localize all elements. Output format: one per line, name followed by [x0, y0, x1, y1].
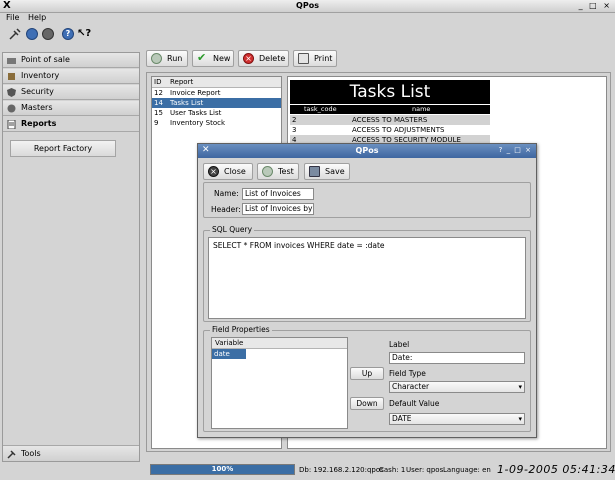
sidebar-item-label: Inventory [21, 71, 60, 80]
name-field[interactable]: List of Invoices [242, 188, 314, 200]
column-header-report[interactable]: Report [170, 78, 193, 86]
default-value-caption: Default Value [389, 399, 440, 408]
header-field[interactable]: List of Invoices by d [242, 203, 314, 215]
dialog-window-controls[interactable]: ? _ □ × [499, 146, 532, 154]
table-row[interactable]: 15 User Tasks List [152, 108, 281, 118]
field-type-caption: Field Type [389, 369, 426, 378]
new-button[interactable]: ✔ New [192, 50, 234, 67]
forward-icon[interactable] [42, 28, 54, 40]
language-status: Language: en [443, 466, 491, 474]
save-button[interactable]: Save [304, 163, 350, 180]
default-value-select[interactable]: DATE ▾ [389, 413, 525, 425]
preview-row: 2 ACCESS TO MASTERS [290, 115, 490, 125]
header-label: Header: [211, 205, 241, 214]
preview-row: 3 ACCESS TO ADJUSTMENTS [292, 126, 445, 134]
statusbar: 100% Db: 192.168.2.120:qpos Cash: 1 User… [0, 462, 615, 480]
delete-icon: × [243, 53, 254, 64]
list-item-selected[interactable]: date [212, 349, 246, 359]
masters-icon [7, 104, 16, 113]
test-icon [262, 166, 273, 177]
report-info-group: Name: List of Invoices Header: List of I… [203, 182, 531, 218]
back-icon[interactable] [26, 28, 38, 40]
dialog-titlebar[interactable]: ✕ QPos ? _ □ × [198, 144, 536, 158]
close-icon: × [208, 166, 219, 177]
column-header-variable[interactable]: Variable [212, 338, 347, 349]
variables-list[interactable]: Variable date [211, 337, 348, 429]
sidebar: Point of sale Inventory Security Masters… [2, 52, 140, 462]
sidebar-item-masters[interactable]: Masters [3, 101, 139, 116]
window-controls[interactable]: _ □ × [579, 1, 612, 10]
clock: 1-09-2005 05:41:34 P [497, 463, 615, 476]
check-icon: ✔ [197, 51, 207, 64]
security-icon [7, 88, 16, 97]
sql-query-editor[interactable]: SELECT * FROM invoices WHERE date = :dat… [208, 237, 526, 319]
window-titlebar: X QPos _ □ × [0, 0, 615, 13]
sidebar-item-label: Point of sale [21, 55, 70, 64]
sidebar-item-point-of-sale[interactable]: Point of sale [3, 53, 139, 68]
sql-query-label: SQL Query [210, 225, 255, 234]
tools-icon[interactable] [9, 28, 21, 40]
printer-icon [298, 53, 309, 64]
user-status: User: qpos [406, 466, 444, 474]
sidebar-item-inventory[interactable]: Inventory [3, 69, 139, 84]
cash-status: Cash: 1 [379, 466, 406, 474]
sql-query-group: SQL Query SELECT * FROM invoices WHERE d… [203, 225, 531, 322]
chevron-down-icon: ▾ [518, 415, 522, 423]
report-factory-button[interactable]: Report Factory [10, 140, 116, 157]
table-header: ID Report [152, 77, 281, 88]
whatsthis-icon[interactable]: ↖? [77, 28, 91, 40]
menu-help[interactable]: Help [28, 13, 46, 22]
menu-file[interactable]: File [6, 13, 19, 22]
sidebar-item-label: Security [21, 87, 54, 96]
sidebar-item-tools[interactable]: Tools [3, 445, 139, 461]
db-status: Db: 192.168.2.120:qpos [299, 466, 384, 474]
sidebar-item-reports[interactable]: Reports [3, 117, 139, 132]
field-properties-group: Field Properties Variable date Up Down L… [203, 325, 531, 432]
sidebar-item-label: Masters [21, 103, 53, 112]
preview-title: Tasks List [290, 80, 490, 104]
tools-icon [7, 450, 16, 459]
preview-table-header: task_code name [290, 105, 490, 114]
window-title: QPos [296, 1, 319, 10]
point-of-sale-icon [7, 58, 16, 64]
label-caption: Label [389, 340, 410, 349]
close-button[interactable]: × Close [203, 163, 253, 180]
field-properties-label: Field Properties [210, 325, 272, 334]
inventory-icon [8, 73, 15, 80]
column-header-id[interactable]: ID [154, 78, 161, 86]
down-button[interactable]: Down [350, 397, 384, 410]
main-toolbar: ? ↖? [0, 26, 615, 44]
field-type-select[interactable]: Character ▾ [389, 381, 525, 393]
sidebar-item-security[interactable]: Security [3, 85, 139, 100]
table-row[interactable]: 9 Inventory Stock [152, 118, 281, 128]
run-button[interactable]: Run [146, 50, 188, 67]
progress-bar: 100% [150, 464, 295, 475]
reports-icon [7, 120, 16, 129]
progress-text: 100% [211, 465, 234, 473]
menubar: File Help [0, 13, 615, 25]
sidebar-item-label: Reports [21, 119, 57, 128]
print-button[interactable]: Print [293, 50, 337, 67]
floppy-icon [309, 166, 320, 177]
chevron-down-icon: ▾ [518, 383, 522, 391]
table-row-selected[interactable]: 14 Tasks List [152, 98, 281, 108]
run-icon [151, 53, 162, 64]
report-editor-dialog: ✕ QPos ? _ □ × × Close Test Save Name: L… [197, 143, 537, 438]
test-button[interactable]: Test [257, 163, 299, 180]
table-row[interactable]: 12 Invoice Report [152, 88, 281, 98]
label-field[interactable]: Date: [389, 352, 525, 364]
up-button[interactable]: Up [350, 367, 384, 380]
dialog-title: QPos [355, 146, 379, 155]
delete-button[interactable]: × Delete [238, 50, 289, 67]
name-label: Name: [214, 189, 239, 198]
help-icon[interactable]: ? [62, 28, 74, 40]
sidebar-tools-label: Tools [21, 449, 41, 458]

+ + + +

PROMPT
Could you transcribe every line of the entries, from the one containing "sidebar-item-label: Inventory [21, 71, 60, 80]" down to the one containing "sidebar-item-label: Point of", including both of those lines?

EXERCISE OUTPUT
sidebar-item-label: Inventory [21, 71, 60, 80]
name-field[interactable]: List of Invoices [242, 188, 314, 200]
column-header-report[interactable]: Report [170, 78, 193, 86]
default-value-caption: Default Value [389, 399, 440, 408]
header-field[interactable]: List of Invoices by d [242, 203, 314, 215]
dialog-window-controls[interactable]: ? _ □ × [499, 146, 532, 154]
table-row[interactable]: 15 User Tasks List [152, 108, 281, 118]
field-type-caption: Field Type [389, 369, 426, 378]
new-button[interactable]: ✔ New [192, 50, 234, 67]
forward-icon[interactable] [42, 28, 54, 40]
language-status: Language: en [443, 466, 491, 474]
save-button[interactable]: Save [304, 163, 350, 180]
default-value-select[interactable]: DATE ▾ [389, 413, 525, 425]
preview-row: 2 ACCESS TO MASTERS [290, 115, 490, 125]
header-label: Header: [211, 205, 241, 214]
preview-row: 3 ACCESS TO ADJUSTMENTS [292, 126, 445, 134]
statusbar: 100% Db: 192.168.2.120:qpos Cash: 1 User… [0, 462, 615, 480]
delete-icon: × [243, 53, 254, 64]
list-item-selected[interactable]: date [212, 349, 246, 359]
masters-icon [7, 104, 16, 113]
test-icon [262, 166, 273, 177]
report-info-group: Name: List of Invoices Header: List of I… [203, 182, 531, 218]
back-icon[interactable] [26, 28, 38, 40]
dialog-titlebar[interactable]: ✕ QPos ? _ □ × [198, 144, 536, 158]
close-icon: × [208, 166, 219, 177]
column-header-variable[interactable]: Variable [212, 338, 347, 349]
variables-list[interactable]: Variable date [211, 337, 348, 429]
sidebar: Point of sale Inventory Security Masters… [2, 52, 140, 462]
sidebar-item-masters[interactable]: Masters [3, 101, 139, 116]
window-controls[interactable]: _ □ × [579, 1, 612, 10]
clock: 1-09-2005 05:41:34 P [497, 463, 615, 476]
check-icon: ✔ [197, 51, 207, 64]
security-icon [7, 88, 16, 97]
sql-query-editor[interactable]: SELECT * FROM invoices WHERE date = :dat… [208, 237, 526, 319]
window-titlebar: X QPos _ □ × [0, 0, 615, 13]
sidebar-item-label: Point of sale [21, 55, 70, 64]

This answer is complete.